[Saved entries]
■ ■ ■ ■ ■
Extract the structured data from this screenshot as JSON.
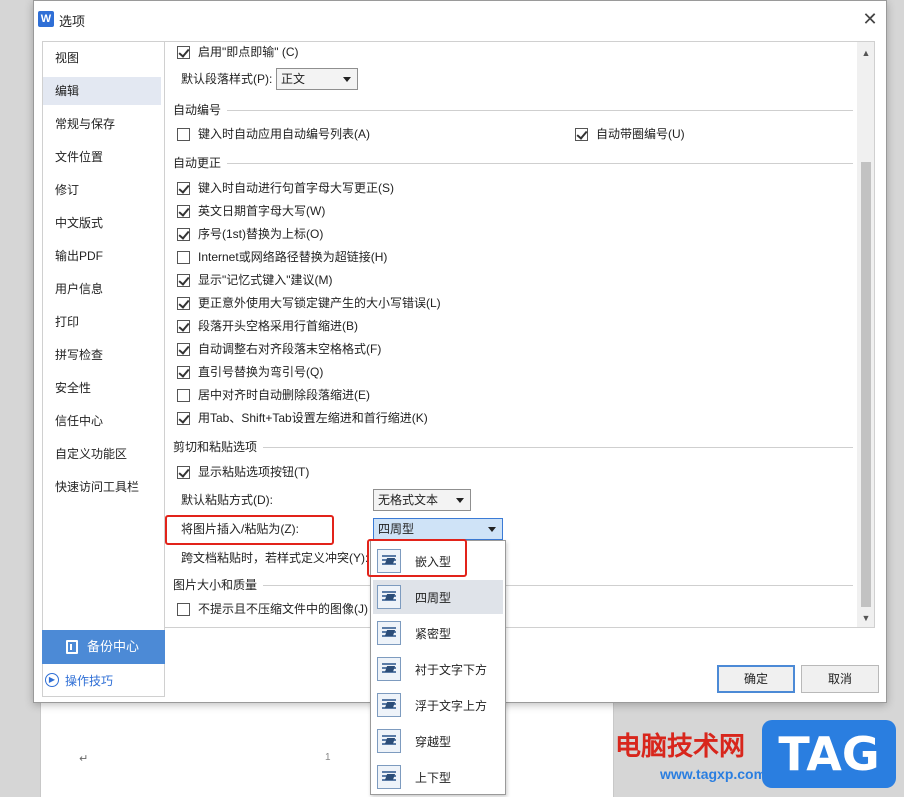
{
  "dialog": {
    "title": "选项",
    "logo": "W",
    "close_glyph": "✕"
  },
  "sidebar": {
    "items": [
      {
        "label": "视图"
      },
      {
        "label": "编辑",
        "active": true
      },
      {
        "label": "常规与保存"
      },
      {
        "label": "文件位置"
      },
      {
        "label": "修订"
      },
      {
        "label": "中文版式"
      },
      {
        "label": "输出PDF"
      },
      {
        "label": "用户信息"
      },
      {
        "label": "打印"
      },
      {
        "label": "拼写检查"
      },
      {
        "label": "安全性"
      },
      {
        "label": "信任中心"
      },
      {
        "label": "自定义功能区"
      },
      {
        "label": "快速访问工具栏"
      }
    ],
    "backup_label": "备份中心",
    "tips_label": "操作技巧"
  },
  "content": {
    "instant_input": {
      "label": "启用\"即点即输\" (C)",
      "checked": true
    },
    "default_para_style_label": "默认段落样式(P):",
    "default_para_style_value": "正文",
    "auto_number": {
      "heading": "自动编号",
      "apply_auto_list": {
        "label": "键入时自动应用自动编号列表(A)",
        "checked": false
      },
      "auto_circle_number": {
        "label": "自动带圈编号(U)",
        "checked": true
      }
    },
    "auto_correct": {
      "heading": "自动更正",
      "items": [
        {
          "label": "键入时自动进行句首字母大写更正(S)",
          "checked": true
        },
        {
          "label": "英文日期首字母大写(W)",
          "checked": true
        },
        {
          "label": "序号(1st)替换为上标(O)",
          "checked": true
        },
        {
          "label": "Internet或网络路径替换为超链接(H)",
          "checked": false
        },
        {
          "label": "显示\"记忆式键入\"建议(M)",
          "checked": true
        },
        {
          "label": "更正意外使用大写锁定键产生的大小写错误(L)",
          "checked": true
        },
        {
          "label": "段落开头空格采用行首缩进(B)",
          "checked": true
        },
        {
          "label": "自动调整右对齐段落末空格格式(F)",
          "checked": true
        },
        {
          "label": "直引号替换为弯引号(Q)",
          "checked": true
        },
        {
          "label": "居中对齐时自动删除段落缩进(E)",
          "checked": false
        },
        {
          "label": "用Tab、Shift+Tab设置左缩进和首行缩进(K)",
          "checked": true
        }
      ]
    },
    "paste": {
      "heading": "剪切和粘贴选项",
      "show_paste_button": {
        "label": "显示粘贴选项按钮(T)",
        "checked": true
      },
      "default_paste_label": "默认粘贴方式(D):",
      "default_paste_value": "无格式文本",
      "insert_image_label": "将图片插入/粘贴为(Z):",
      "insert_image_value": "四周型",
      "cross_doc_label": "跨文档粘贴时，若样式定义冲突(Y):"
    },
    "image_quality": {
      "heading": "图片大小和质量",
      "no_compress": {
        "label": "不提示且不压缩文件中的图像(J)",
        "checked": false
      }
    }
  },
  "dropdown": {
    "options": [
      {
        "label": "嵌入型",
        "icon": "wrap-inline-icon"
      },
      {
        "label": "四周型",
        "icon": "wrap-square-icon",
        "selected": true
      },
      {
        "label": "紧密型",
        "icon": "wrap-tight-icon"
      },
      {
        "label": "衬于文字下方",
        "icon": "wrap-behind-text-icon"
      },
      {
        "label": "浮于文字上方",
        "icon": "wrap-in-front-icon"
      },
      {
        "label": "穿越型",
        "icon": "wrap-through-icon"
      },
      {
        "label": "上下型",
        "icon": "wrap-top-bottom-icon"
      }
    ]
  },
  "buttons": {
    "ok": "确定",
    "cancel": "取消"
  },
  "document": {
    "return_mark": "↵",
    "page_number": "1"
  },
  "watermark": {
    "text": "电脑技术网",
    "url": "www.tagxp.com",
    "logo": "TAG"
  },
  "colors": {
    "highlight": "#e2231a",
    "accent": "#4c8ad6"
  }
}
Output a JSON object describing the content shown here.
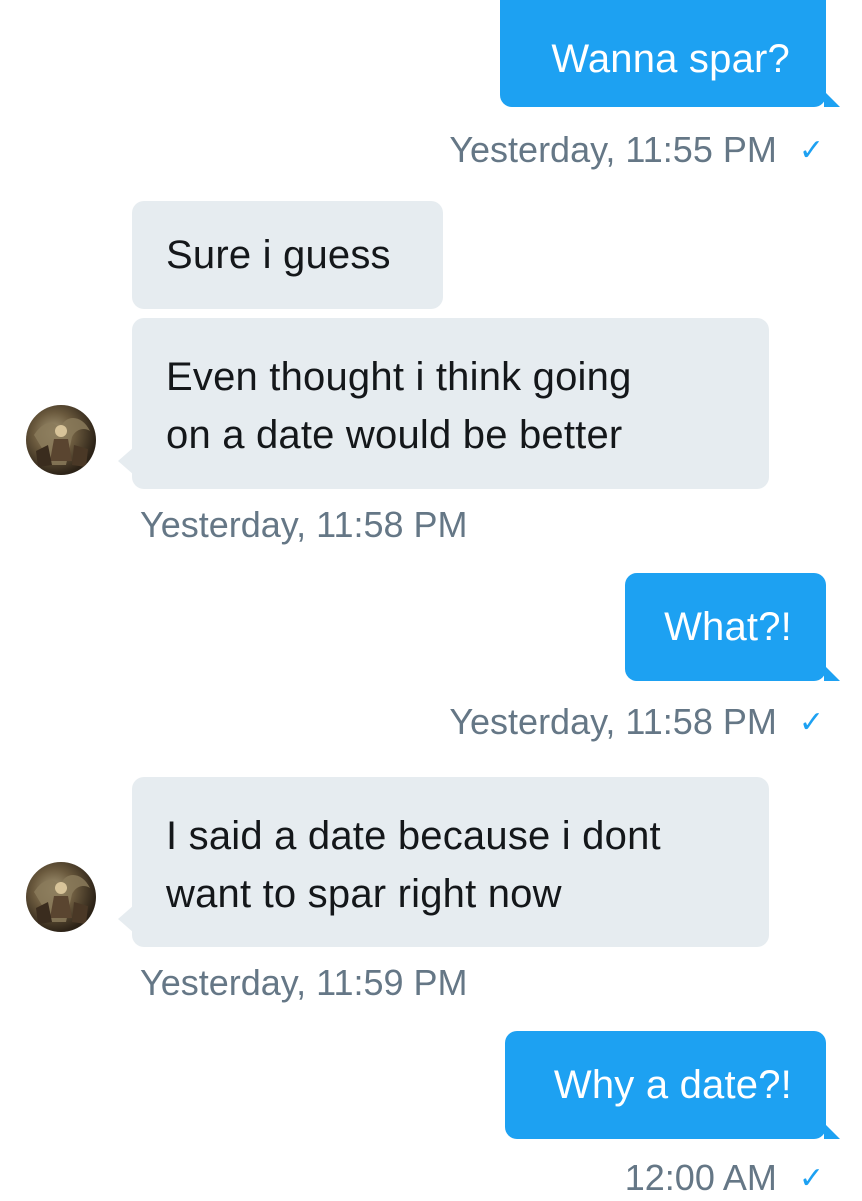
{
  "colors": {
    "outgoing_bubble": "#1da1f2",
    "incoming_bubble": "#e6ecf0",
    "timestamp": "#657786",
    "read_check": "#1da1f2"
  },
  "messages": [
    {
      "direction": "outgoing",
      "text": "Wanna spar?"
    },
    {
      "timestamp": "Yesterday, 11:55 PM",
      "read": true
    },
    {
      "direction": "incoming",
      "text": "Sure i guess"
    },
    {
      "direction": "incoming",
      "lines": [
        "Even thought i think going",
        "on a date would be better"
      ]
    },
    {
      "timestamp": "Yesterday, 11:58 PM"
    },
    {
      "direction": "outgoing",
      "text": "What?!"
    },
    {
      "timestamp": "Yesterday, 11:58 PM",
      "read": true
    },
    {
      "direction": "incoming",
      "lines": [
        "I said a date because i dont",
        "want to spar right now"
      ]
    },
    {
      "timestamp": "Yesterday, 11:59 PM"
    },
    {
      "direction": "outgoing",
      "text": "Why a date?!"
    },
    {
      "timestamp": "12:00 AM",
      "read": true
    }
  ],
  "read_check_icon": "checkmark-icon",
  "read_check_glyph": "✓",
  "avatar_icon": "contact-avatar"
}
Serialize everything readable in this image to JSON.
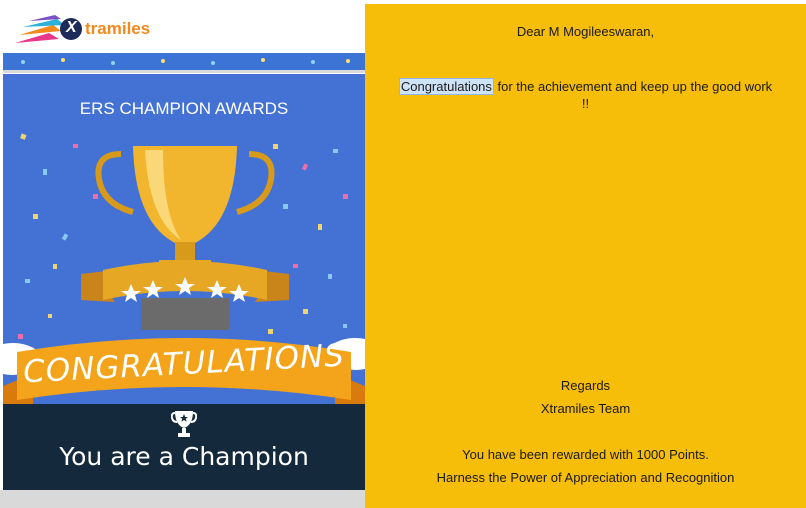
{
  "logo": {
    "brand": "tramiles",
    "mark": "X"
  },
  "poster": {
    "title": "ERS CHAMPION AWARDS",
    "banner_text": "CONGRATULATIONS",
    "tagline": "You are a Champion"
  },
  "message": {
    "greeting": "Dear M Mogileeswaran,",
    "highlight_word": "Congratulations",
    "body_rest": " for the achievement and keep up the good work",
    "body_end": "!!",
    "closing": "Regards",
    "signature": "Xtramiles Team",
    "points_line": "You have been rewarded with 1000 Points.",
    "tagline_line": "Harness the Power of Appreciation and Recognition"
  },
  "colors": {
    "accent_orange": "#f28a1e",
    "poster_blue": "#4472d4",
    "message_yellow": "#f6bd09",
    "dark_navy": "#142a3c"
  },
  "icons": [
    "xtramiles-logo-icon",
    "trophy-illustration",
    "small-trophy-icon",
    "star-icon"
  ]
}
■ ■ ■ ■ ■
## Task to carry out:
In the entries above, find every line holding the word "trophy" and copy it out.

## Worked answer:
    "trophy-illustration",
    "small-trophy-icon",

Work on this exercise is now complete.